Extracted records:
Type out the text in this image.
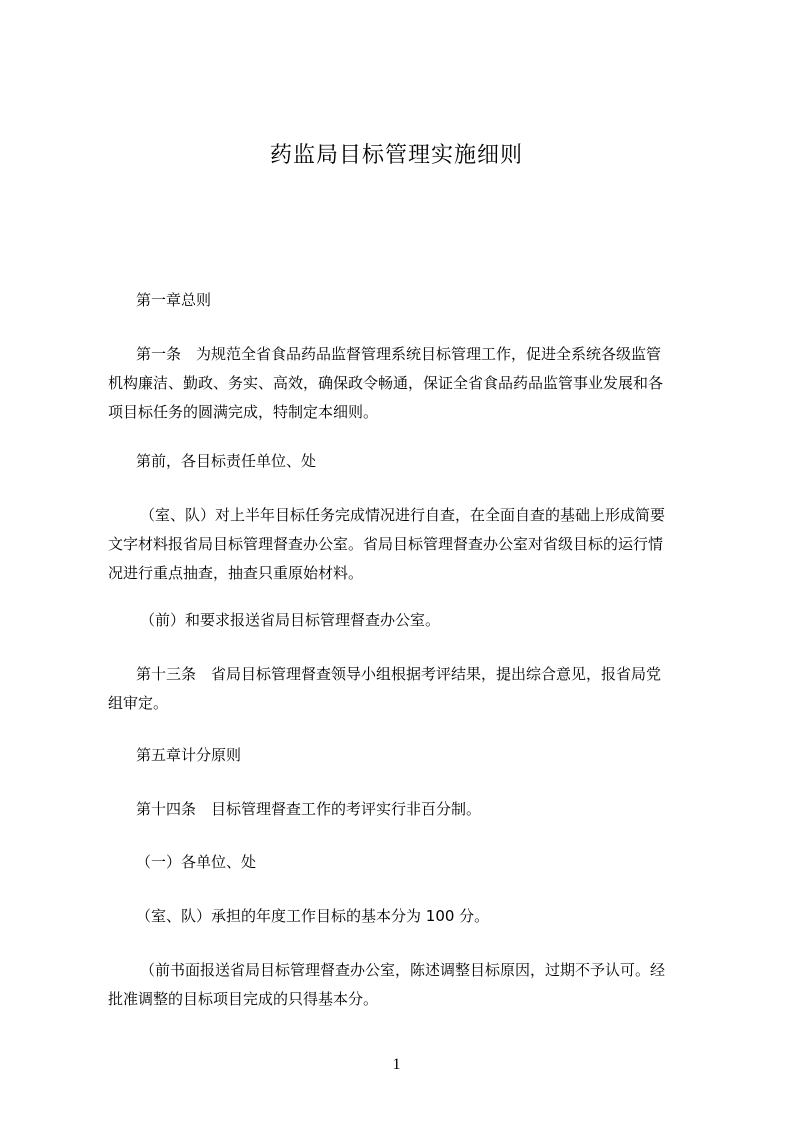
药监局目标管理实施细则
第一章总则
第一条　为规范全省食品药品监督管理系统目标管理工作，促进全系统各级监管
机构廉洁、勤政、务实、高效，确保政令畅通，保证全省食品药品监管事业发展和各
项目标任务的圆满完成，特制定本细则。
第前，各目标责任单位、处
（室、队）对上半年目标任务完成情况进行自查，在全面自查的基础上形成简要
文字材料报省局目标管理督查办公室。省局目标管理督查办公室对省级目标的运行情
况进行重点抽查，抽查只重原始材料。
（前）和要求报送省局目标管理督查办公室。
第十三条　省局目标管理督查领导小组根据考评结果，提出综合意见，报省局党
组审定。
第五章计分原则
第十四条　目标管理督查工作的考评实行非百分制。
（一）各单位、处
（室、队）承担的年度工作目标的基本分为 100 分。
（前书面报送省局目标管理督查办公室，陈述调整目标原因，过期不予认可。经
批准调整的目标项目完成的只得基本分。
1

* Work to do *
Reproduce the material in full, word for word, and omit the pictures.

* Problem solution *
Type out the text in this image.
药监局目标管理实施细则
第一章总则
第一条　为规范全省食品药品监督管理系统目标管理工作，促进全系统各级监管
机构廉洁、勤政、务实、高效，确保政令畅通，保证全省食品药品监管事业发展和各
项目标任务的圆满完成，特制定本细则。
第前，各目标责任单位、处
（室、队）对上半年目标任务完成情况进行自查，在全面自查的基础上形成简要
文字材料报省局目标管理督查办公室。省局目标管理督查办公室对省级目标的运行情
况进行重点抽查，抽查只重原始材料。
（前）和要求报送省局目标管理督查办公室。
第十三条　省局目标管理督查领导小组根据考评结果，提出综合意见，报省局党
组审定。
第五章计分原则
第十四条　目标管理督查工作的考评实行非百分制。
（一）各单位、处
（室、队）承担的年度工作目标的基本分为 100 分。
（前书面报送省局目标管理督查办公室，陈述调整目标原因，过期不予认可。经
批准调整的目标项目完成的只得基本分。
1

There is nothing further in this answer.